# START OF SOURCE RECORDS

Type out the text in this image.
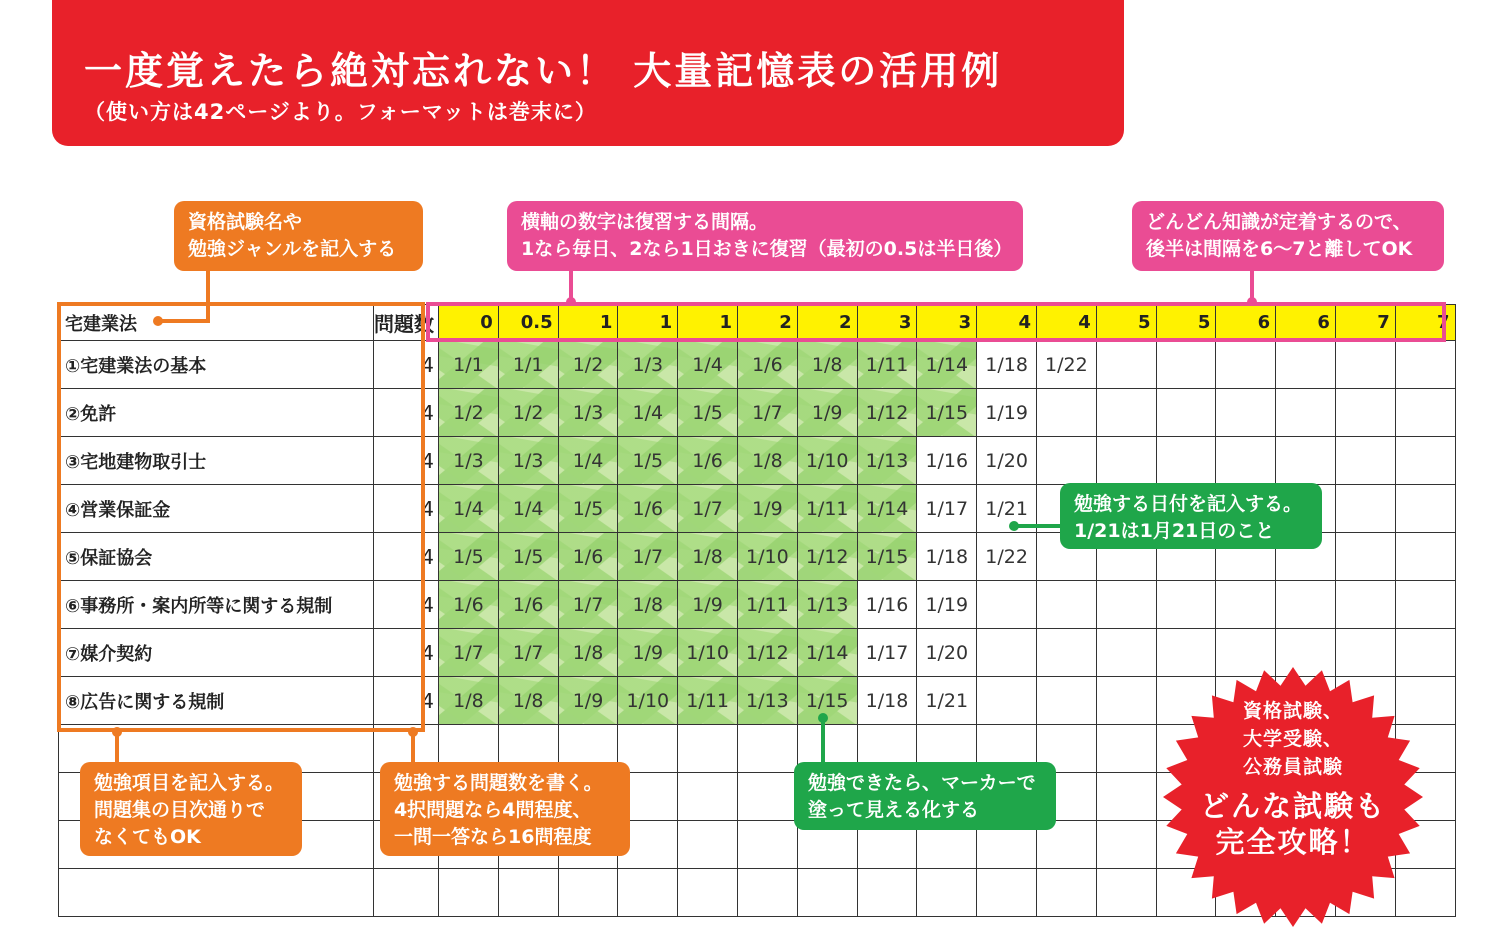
一度覚えたら絶対忘れない！ 大量記憶表の活用例
（使い方は42ページより。フォーマットは巻末に）
資格試験名や
勉強ジャンルを記入する
横軸の数字は復習する間隔。
1なら毎日、2なら1日おきに復習（最初の0.5は半日後）
どんどん知識が定着するので、
後半は間隔を6〜7と離してOK
宅建業法	問題数	0	0.5	1	1	1	2	2	3	3	4	4	5	5	6	6	7	7
①宅建業法の基本	4	1/1	1/1	1/2	1/3	1/4	1/6	1/8	1/11	1/14	1/18	1/22						
②免許	4	1/2	1/2	1/3	1/4	1/5	1/7	1/9	1/12	1/15	1/19							
③宅地建物取引士	4	1/3	1/3	1/4	1/5	1/6	1/8	1/10	1/13	1/16	1/20							
④営業保証金	4	1/4	1/4	1/5	1/6	1/7	1/9	1/11	1/14	1/17	1/21							
⑤保証協会	4	1/5	1/5	1/6	1/7	1/8	1/10	1/12	1/15	1/18	1/22							
⑥事務所・案内所等に関する規制	4	1/6	1/6	1/7	1/8	1/9	1/11	1/13	1/16	1/19								
⑦媒介契約	4	1/7	1/7	1/8	1/9	1/10	1/12	1/14	1/17	1/20								
⑧広告に関する規制	4	1/8	1/8	1/9	1/10	1/11	1/13	1/15	1/18	1/21								

勉強する日付を記入する。
1/21は1月21日のこと
勉強項目を記入する。
問題集の目次通りで
なくてもOK
勉強する問題数を書く。
4択問題なら4問程度、
一問一答なら16問程度
勉強できたら、マーカーで
塗って見える化する
資格試験、
大学受験、
公務員試験
どんな試験も
完全攻略！
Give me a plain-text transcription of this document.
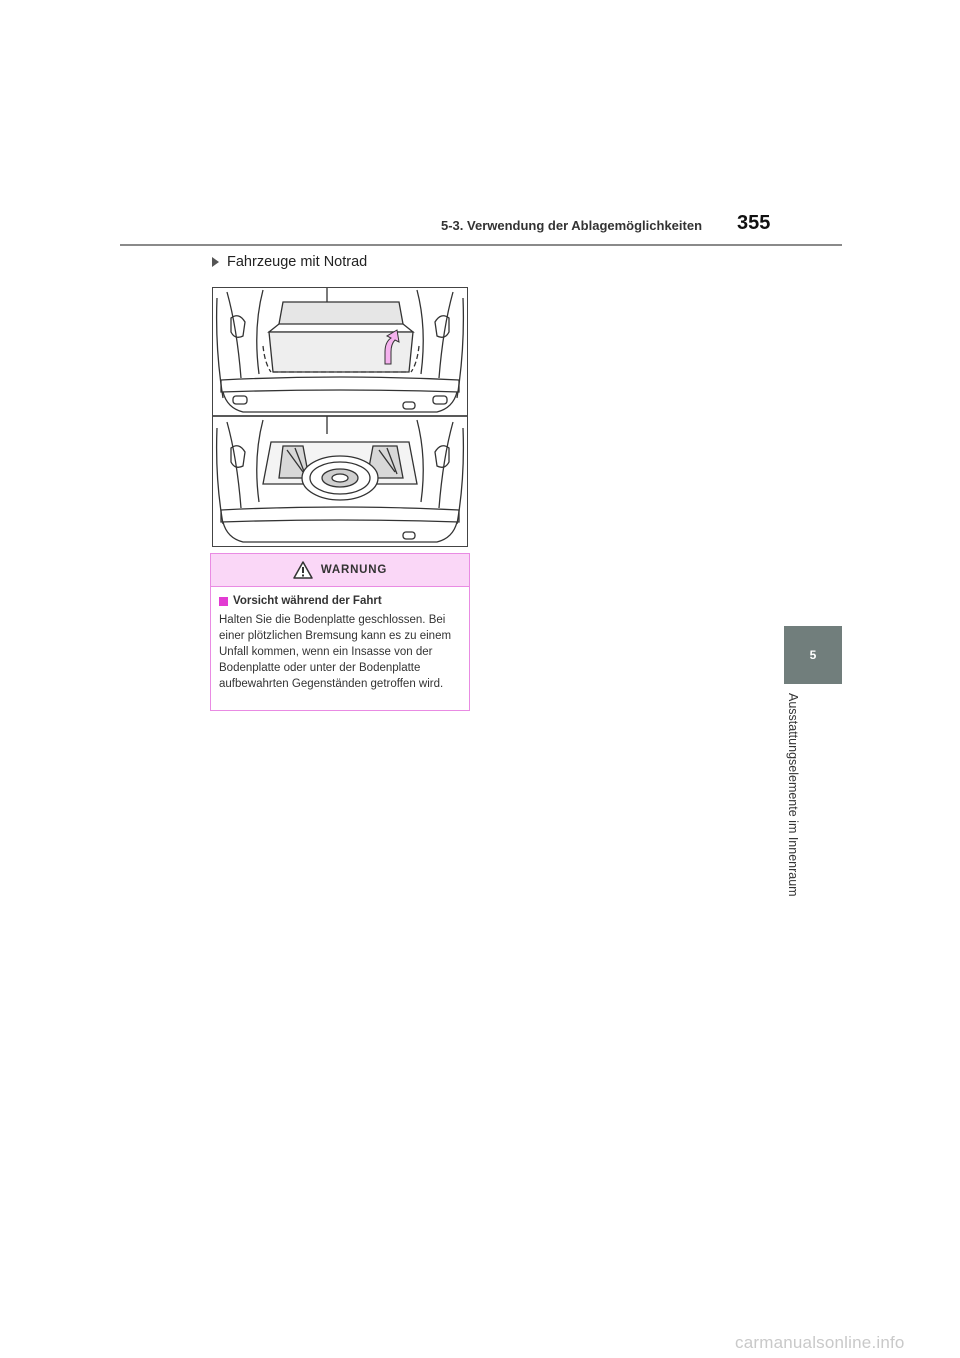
5-3. Verwendung der Ablagemöglichkeiten 355
5
Ausstattungselemente im Innenraum
Fahrzeuge mit Notrad
WARNUNG
Vorsicht während der Fahrt
Halten Sie die Bodenplatte geschlossen. Bei einer plötzlichen Bremsung kann es zu einem Unfall kommen, wenn ein Insasse von der Bodenplatte oder unter der Bodenplatte aufbewahrten Gegenständen getroffen wird.
carmanualsonline.info
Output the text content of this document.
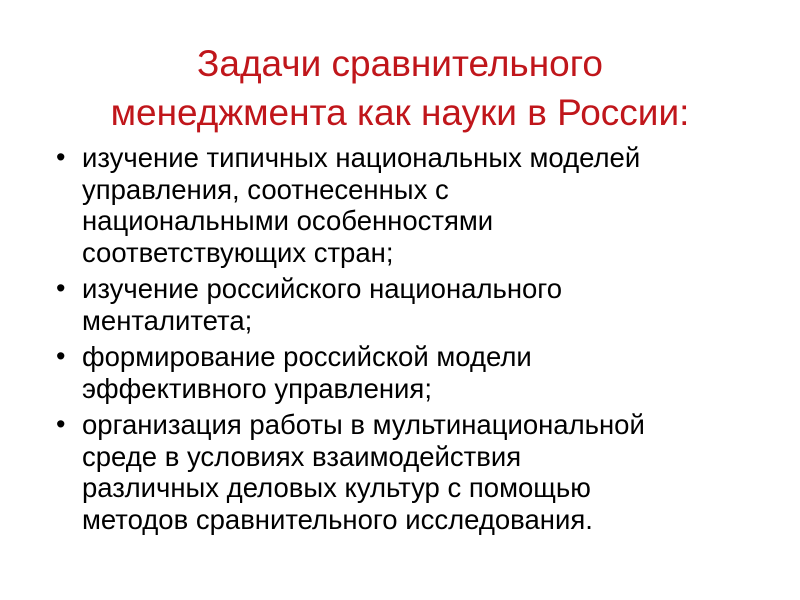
Задачи сравнительного
менеджмента как науки в России:
• изучение типичных национальных моделей
управления, соотнесенных с
национальными особенностями
соответствующих стран;
• изучение российского национального
менталитета;
• формирование российской модели
эффективного управления;
• организация работы в мультинациональной
среде в условиях взаимодействия
различных деловых культур с помощью
методов сравнительного исследования.
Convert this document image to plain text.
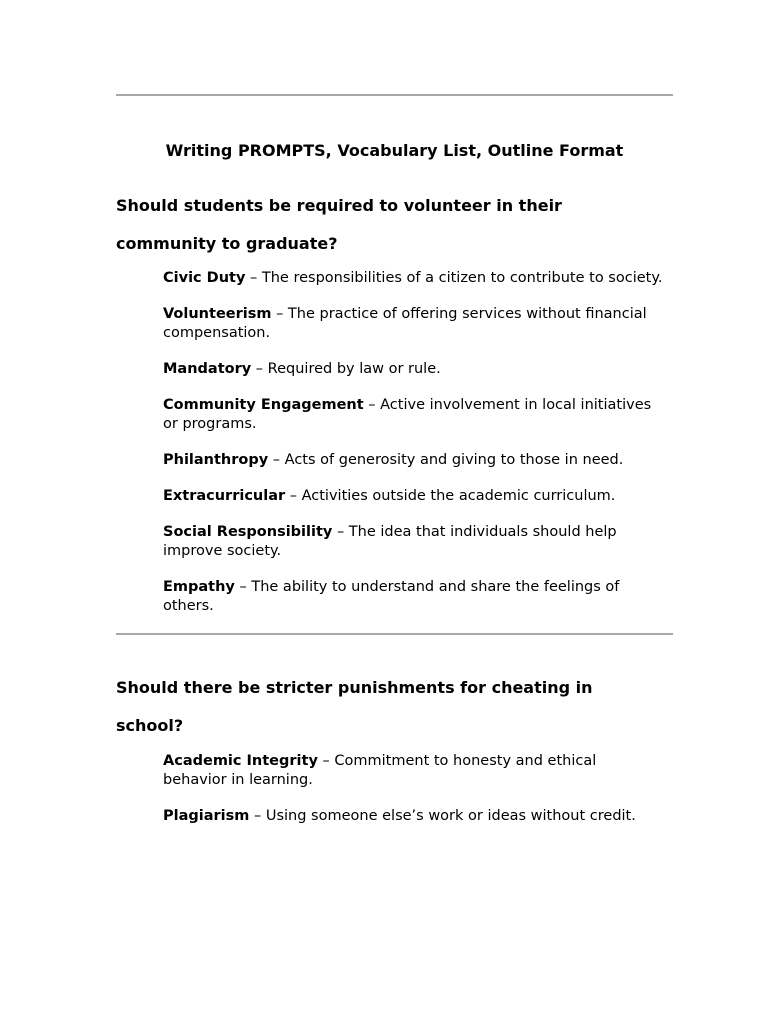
Writing PROMPTS, Vocabulary List, Outline Format
Should students be required to volunteer in their
community to graduate?
Civic Duty – The responsibilities of a citizen to contribute to society.
Volunteerism – The practice of offering services without financial compensation.
Mandatory – Required by law or rule.
Community Engagement – Active involvement in local initiatives or programs.
Philanthropy – Acts of generosity and giving to those in need.
Extracurricular – Activities outside the academic curriculum.
Social Responsibility – The idea that individuals should help improve society.
Empathy – The ability to understand and share the feelings of others.
Should there be stricter punishments for cheating in
school?
Academic Integrity – Commitment to honesty and ethical behavior in learning.
Plagiarism – Using someone else’s work or ideas without credit.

# END OF SOURCE RECORDS

GIVEN EXERCISE »
Search the listing for the word "text". Copy every line in which it occurs.

RESULT OF THE TASK »
Type out the text in this image.
Give me a plain-text transcription of this document.
Output the text content of this document.
Convert this document image to plain text.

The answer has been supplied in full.